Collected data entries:

+ + + +

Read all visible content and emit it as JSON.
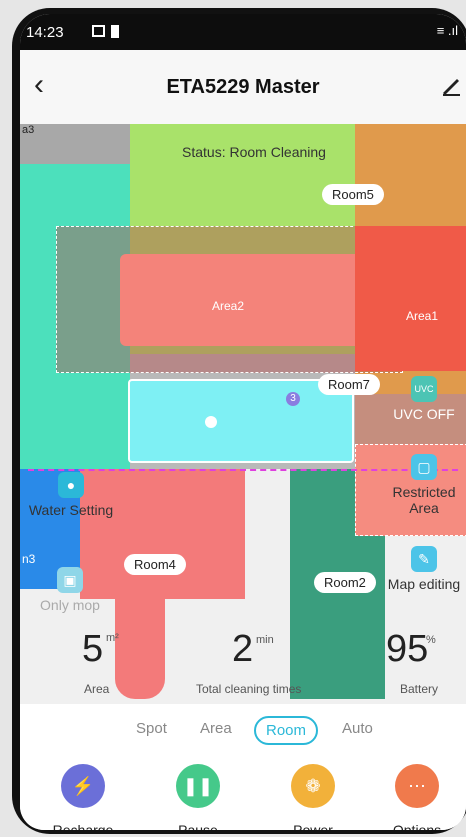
{
  "status_bar": {
    "time": "14:23",
    "signal": "≡ .ıl"
  },
  "header": {
    "title": "ETA5229 Master",
    "back_icon": "‹"
  },
  "map": {
    "status": "Status: Room Cleaning",
    "rooms": {
      "room5": "Room5",
      "room7": "Room7",
      "room4": "Room4",
      "room2": "Room2",
      "edge_left_top": "a3",
      "edge_left_mid": "n3"
    },
    "areas": {
      "area1": "Area1",
      "area2": "Area2"
    },
    "marker_num": "3"
  },
  "side_buttons": {
    "water": "Water Setting",
    "only_mop": "Only mop",
    "uvc": "UVC OFF",
    "uvc_icon": "UVC",
    "restricted": "Restricted Area",
    "map_editing": "Map editing"
  },
  "stats": {
    "area_value": "5",
    "area_unit": "m²",
    "area_label": "Area",
    "times_value": "2",
    "times_unit": "min",
    "times_label": "Total cleaning times",
    "battery_value": "95",
    "battery_unit": "%",
    "battery_label": "Battery"
  },
  "modes": [
    "Spot",
    "Area",
    "Room",
    "Auto"
  ],
  "active_mode": "Room",
  "actions": [
    "Recharge",
    "Pause",
    "Power",
    "Options"
  ],
  "colors": {
    "accent": "#2bb8d8",
    "recharge": "#6b6fd8",
    "pause": "#45c98a",
    "power": "#f2b13a",
    "options": "#f07a4c"
  }
}
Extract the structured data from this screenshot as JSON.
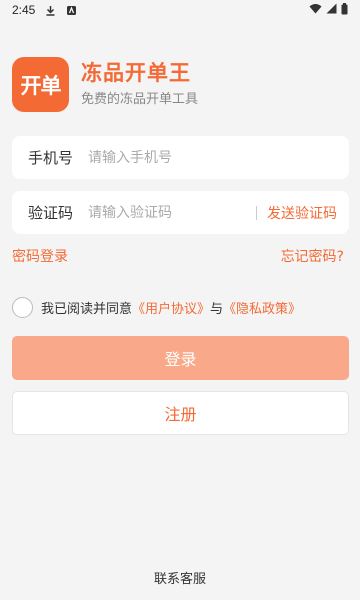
{
  "status_bar": {
    "time": "2:45",
    "icons": [
      "download-icon",
      "app-notification-icon",
      "wifi-icon",
      "signal-icon",
      "battery-icon"
    ]
  },
  "brand": {
    "logo_text": "开单",
    "title": "冻品开单王",
    "subtitle": "免费的冻品开单工具",
    "accent_color": "#f46a34"
  },
  "phone_field": {
    "label": "手机号",
    "value": "",
    "placeholder": "请输入手机号"
  },
  "code_field": {
    "label": "验证码",
    "value": "",
    "placeholder": "请输入验证码",
    "send_button": "发送验证码"
  },
  "links": {
    "password_login": "密码登录",
    "forgot_password": "忘记密码?"
  },
  "agreement": {
    "checked": false,
    "prefix": "我已阅读并同意",
    "user_agreement": "《用户协议》",
    "conjunction": "与",
    "privacy_policy": "《隐私政策》"
  },
  "buttons": {
    "login": "登录",
    "register": "注册"
  },
  "footer": {
    "contact_service": "联系客服"
  }
}
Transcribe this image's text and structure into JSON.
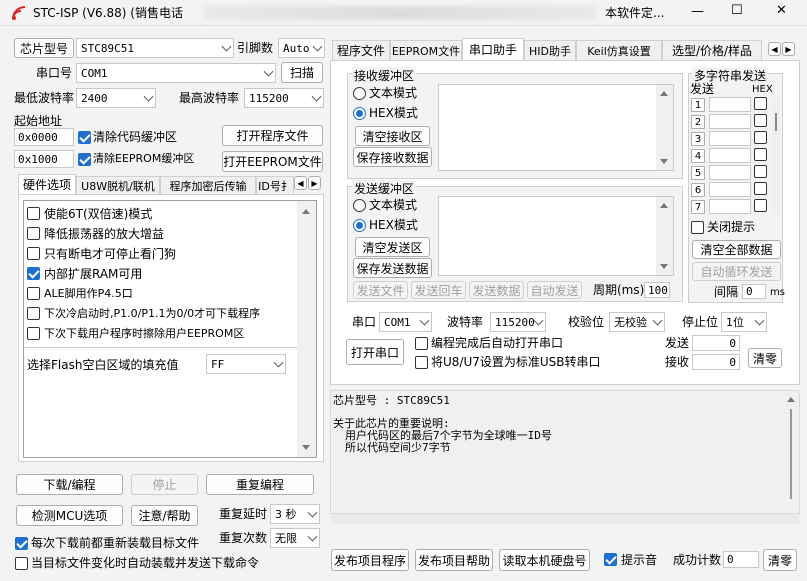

+ + + +

YOUR TASK: Please retype, exactly and with the pictures left out, the lines from the line containing "Extract the structured" through the last line of the records above.

TASK RESPONSE:
Extract the structured data from this screenshot as JSON.
{
  "status_bar": {
    "time": "2:45",
    "icons": [
      "download-icon",
      "app-notification-icon",
      "wifi-icon",
      "signal-icon",
      "battery-icon"
    ]
  },
  "brand": {
    "logo_text": "开单",
    "title": "冻品开单王",
    "subtitle": "免费的冻品开单工具",
    "accent_color": "#f46a34"
  },
  "phone_field": {
    "label": "手机号",
    "value": "",
    "placeholder": "请输入手机号"
  },
  "code_field": {
    "label": "验证码",
    "value": "",
    "placeholder": "请输入验证码",
    "send_button": "发送验证码"
  },
  "links": {
    "password_login": "密码登录",
    "forgot_password": "忘记密码?"
  },
  "agreement": {
    "checked": false,
    "prefix": "我已阅读并同意",
    "user_agreement": "《用户协议》",
    "conjunction": "与",
    "privacy_policy": "《隐私政策》"
  },
  "buttons": {
    "login": "登录",
    "register": "注册"
  },
  "footer": {
    "contact_service": "联系客服"
  }
}
Transcribe this image's text and structure into JSON.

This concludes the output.